What you are asked to do
All of the data should be output character for character, except the pictures.
BEGIN Input data
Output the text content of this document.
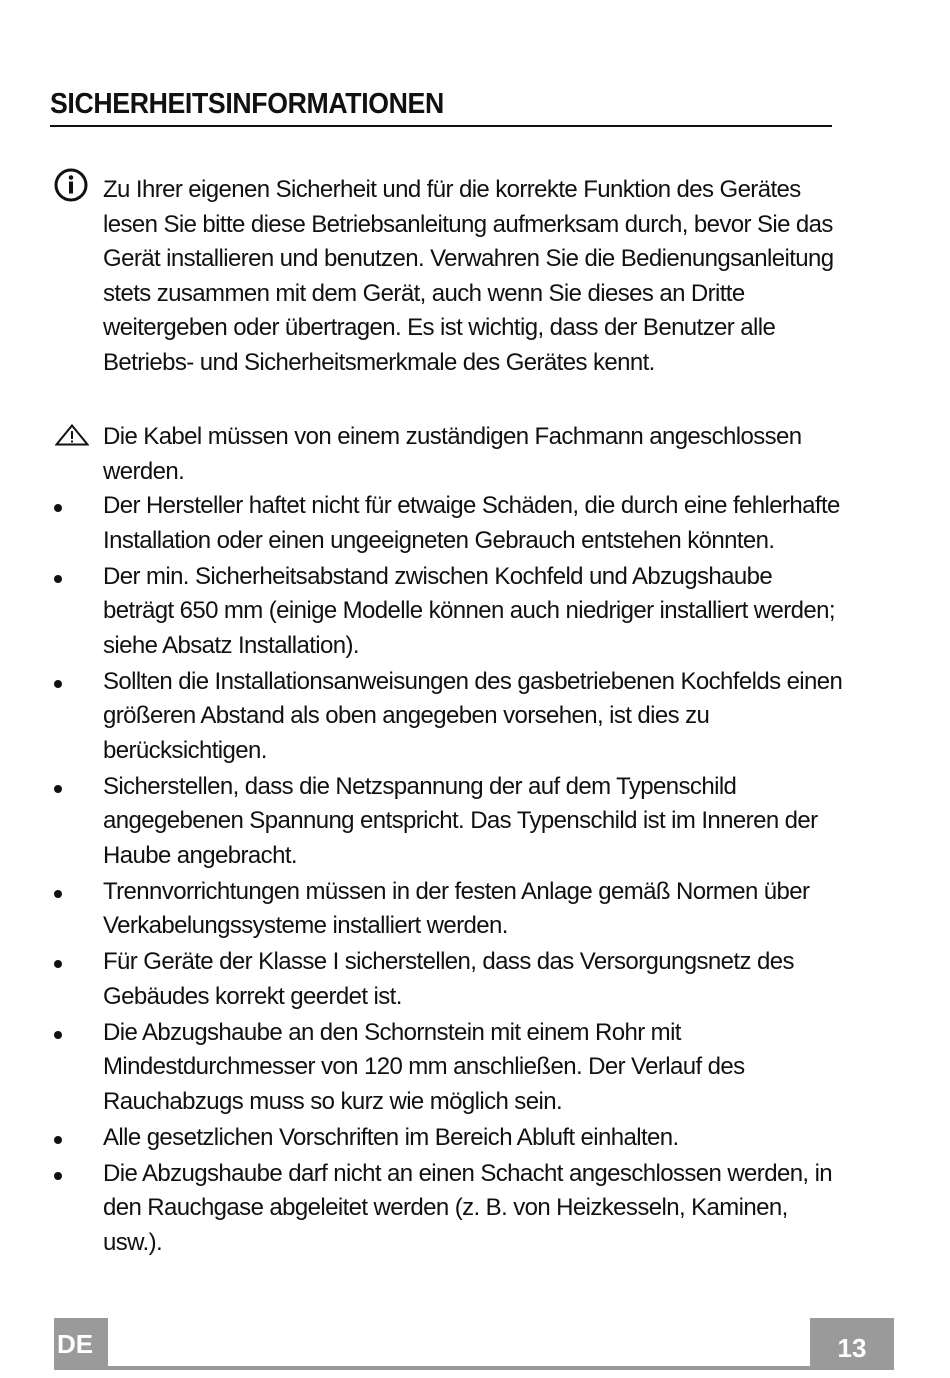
SICHERHEITSINFORMATIONEN
Zu Ihrer eigenen Sicherheit und für die korrekte Funktion des Gerätes
lesen Sie bitte diese Betriebsanleitung aufmerksam durch, bevor Sie das
Gerät installieren und benutzen. Verwahren Sie die Bedienungsanleitung
stets zusammen mit dem Gerät, auch wenn Sie dieses an Dritte
weitergeben oder übertragen. Es ist wichtig, dass der Benutzer alle
Betriebs- und Sicherheitsmerkmale des Gerätes kennt.
Die Kabel müssen von einem zuständigen Fachmann angeschlossen
werden.
Der Hersteller haftet nicht für etwaige Schäden, die durch eine fehlerhafte
Installation oder einen ungeeigneten Gebrauch entstehen könnten.
Der min. Sicherheitsabstand zwischen Kochfeld und Abzugshaube
beträgt 650 mm (einige Modelle können auch niedriger installiert werden;
siehe Absatz Installation).
Sollten die Installationsanweisungen des gasbetriebenen Kochfelds einen
größeren Abstand als oben angegeben vorsehen, ist dies zu
berücksichtigen.
Sicherstellen, dass die Netzspannung der auf dem Typenschild
angegebenen Spannung entspricht. Das Typenschild ist im Inneren der
Haube angebracht.
Trennvorrichtungen müssen in der festen Anlage gemäß Normen über
Verkabelungssysteme installiert werden.
Für Geräte der Klasse I sicherstellen, dass das Versorgungsnetz des
Gebäudes korrekt geerdet ist.
Die Abzugshaube an den Schornstein mit einem Rohr mit
Mindestdurchmesser von 120 mm anschließen. Der Verlauf des
Rauchabzugs muss so kurz wie möglich sein.
Alle gesetzlichen Vorschriften im Bereich Abluft einhalten.
Die Abzugshaube darf nicht an einen Schacht angeschlossen werden, in
den Rauchgase abgeleitet werden (z. B. von Heizkesseln, Kaminen,
usw.).
DE	13
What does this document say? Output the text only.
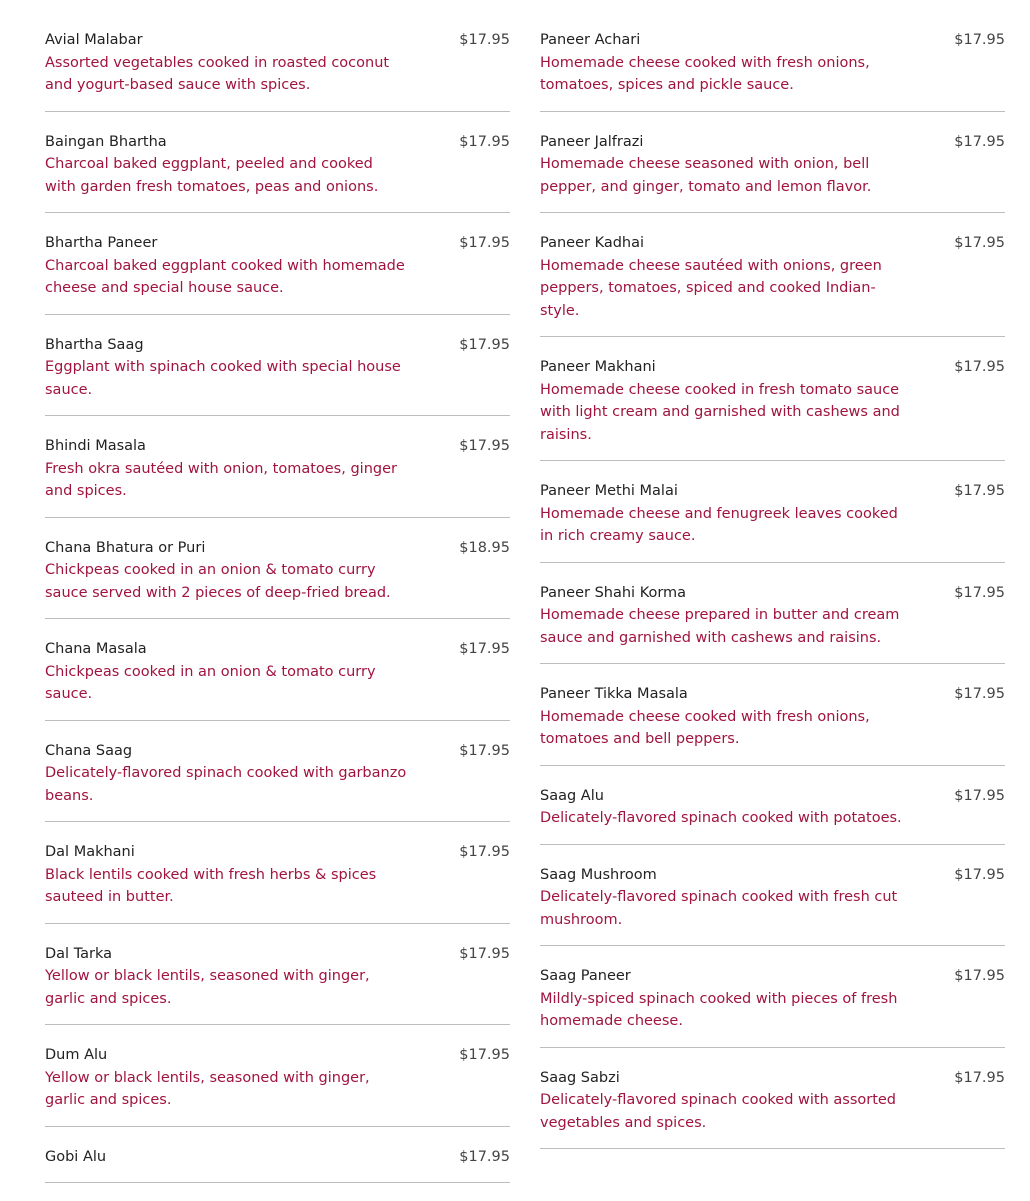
Avial Malabar
Assorted vegetables cooked in roasted coconut and yogurt-based sauce with spices.
$17.95
Baingan Bhartha
Charcoal baked eggplant, peeled and cooked with garden fresh tomatoes, peas and onions.
$17.95
Bhartha Paneer
Charcoal baked eggplant cooked with homemade cheese and special house sauce.
$17.95
Bhartha Saag
Eggplant with spinach cooked with special house sauce.
$17.95
Bhindi Masala
Fresh okra sautéed with onion, tomatoes, ginger and spices.
$17.95
Chana Bhatura or Puri
Chickpeas cooked in an onion & tomato curry sauce served with 2 pieces of deep-fried bread.
$18.95
Chana Masala
Chickpeas cooked in an onion & tomato curry sauce.
$17.95
Chana Saag
Delicately-flavored spinach cooked with garbanzo beans.
$17.95
Dal Makhani
Black lentils cooked with fresh herbs & spices sauteed in butter.
$17.95
Dal Tarka
Yellow or black lentils, seasoned with ginger, garlic and spices.
$17.95
Dum Alu
Yellow or black lentils, seasoned with ginger, garlic and spices.
$17.95
Gobi Alu	$17.95
Paneer Achari
Homemade cheese cooked with fresh onions, tomatoes, spices and pickle sauce.
$17.95
Paneer Jalfrazi
Homemade cheese seasoned with onion, bell pepper, and ginger, tomato and lemon flavor.
$17.95
Paneer Kadhai
Homemade cheese sautéed with onions, green peppers, tomatoes, spiced and cooked Indian-style.
$17.95
Paneer Makhani
Homemade cheese cooked in fresh tomato sauce with light cream and garnished with cashews and raisins.
$17.95
Paneer Methi Malai
Homemade cheese and fenugreek leaves cooked in rich creamy sauce.
$17.95
Paneer Shahi Korma
Homemade cheese prepared in butter and cream sauce and garnished with cashews and raisins.
$17.95
Paneer Tikka Masala
Homemade cheese cooked with fresh onions, tomatoes and bell peppers.
$17.95
Saag Alu
Delicately-flavored spinach cooked with potatoes.
$17.95
Saag Mushroom
Delicately-flavored spinach cooked with fresh cut mushroom.
$17.95
Saag Paneer
Mildly-spiced spinach cooked with pieces of fresh homemade cheese.
$17.95
Saag Sabzi
Delicately-flavored spinach cooked with assorted vegetables and spices.
$17.95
END Input data
Solution to the problem
Output the text content of this document.
SICHERHEITSINFORMATIONEN
Zu Ihrer eigenen Sicherheit und für die korrekte Funktion des Gerätes
lesen Sie bitte diese Betriebsanleitung aufmerksam durch, bevor Sie das
Gerät installieren und benutzen. Verwahren Sie die Bedienungsanleitung
stets zusammen mit dem Gerät, auch wenn Sie dieses an Dritte
weitergeben oder übertragen. Es ist wichtig, dass der Benutzer alle
Betriebs- und Sicherheitsmerkmale des Gerätes kennt.
Die Kabel müssen von einem zuständigen Fachmann angeschlossen
werden.
Der Hersteller haftet nicht für etwaige Schäden, die durch eine fehlerhafte
Installation oder einen ungeeigneten Gebrauch entstehen könnten.
Der min. Sicherheitsabstand zwischen Kochfeld und Abzugshaube
beträgt 650 mm (einige Modelle können auch niedriger installiert werden;
siehe Absatz Installation).
Sollten die Installationsanweisungen des gasbetriebenen Kochfelds einen
größeren Abstand als oben angegeben vorsehen, ist dies zu
berücksichtigen.
Sicherstellen, dass die Netzspannung der auf dem Typenschild
angegebenen Spannung entspricht. Das Typenschild ist im Inneren der
Haube angebracht.
Trennvorrichtungen müssen in der festen Anlage gemäß Normen über
Verkabelungssysteme installiert werden.
Für Geräte der Klasse I sicherstellen, dass das Versorgungsnetz des
Gebäudes korrekt geerdet ist.
Die Abzugshaube an den Schornstein mit einem Rohr mit
Mindestdurchmesser von 120 mm anschließen. Der Verlauf des
Rauchabzugs muss so kurz wie möglich sein.
Alle gesetzlichen Vorschriften im Bereich Abluft einhalten.
Die Abzugshaube darf nicht an einen Schacht angeschlossen werden, in
den Rauchgase abgeleitet werden (z. B. von Heizkesseln, Kaminen,
usw.).
DE	13
What does this document say? Output the text only.
Avial Malabar
Assorted vegetables cooked in roasted coconut and yogurt-based sauce with spices.
$17.95
Baingan Bhartha
Charcoal baked eggplant, peeled and cooked with garden fresh tomatoes, peas and onions.
$17.95
Bhartha Paneer
Charcoal baked eggplant cooked with homemade cheese and special house sauce.
$17.95
Bhartha Saag
Eggplant with spinach cooked with special house sauce.
$17.95
Bhindi Masala
Fresh okra sautéed with onion, tomatoes, ginger and spices.
$17.95
Chana Bhatura or Puri
Chickpeas cooked in an onion & tomato curry sauce served with 2 pieces of deep-fried bread.
$18.95
Chana Masala
Chickpeas cooked in an onion & tomato curry sauce.
$17.95
Chana Saag
Delicately-flavored spinach cooked with garbanzo beans.
$17.95
Dal Makhani
Black lentils cooked with fresh herbs & spices sauteed in butter.
$17.95
Dal Tarka
Yellow or black lentils, seasoned with ginger, garlic and spices.
$17.95
Dum Alu
Yellow or black lentils, seasoned with ginger, garlic and spices.
$17.95
Gobi Alu	$17.95
Paneer Achari
Homemade cheese cooked with fresh onions, tomatoes, spices and pickle sauce.
$17.95
Paneer Jalfrazi
Homemade cheese seasoned with onion, bell pepper, and ginger, tomato and lemon flavor.
$17.95
Paneer Kadhai
Homemade cheese sautéed with onions, green peppers, tomatoes, spiced and cooked Indian-style.
$17.95
Paneer Makhani
Homemade cheese cooked in fresh tomato sauce with light cream and garnished with cashews and raisins.
$17.95
Paneer Methi Malai
Homemade cheese and fenugreek leaves cooked in rich creamy sauce.
$17.95
Paneer Shahi Korma
Homemade cheese prepared in butter and cream sauce and garnished with cashews and raisins.
$17.95
Paneer Tikka Masala
Homemade cheese cooked with fresh onions, tomatoes and bell peppers.
$17.95
Saag Alu
Delicately-flavored spinach cooked with potatoes.
$17.95
Saag Mushroom
Delicately-flavored spinach cooked with fresh cut mushroom.
$17.95
Saag Paneer
Mildly-spiced spinach cooked with pieces of fresh homemade cheese.
$17.95
Saag Sabzi
Delicately-flavored spinach cooked with assorted vegetables and spices.
$17.95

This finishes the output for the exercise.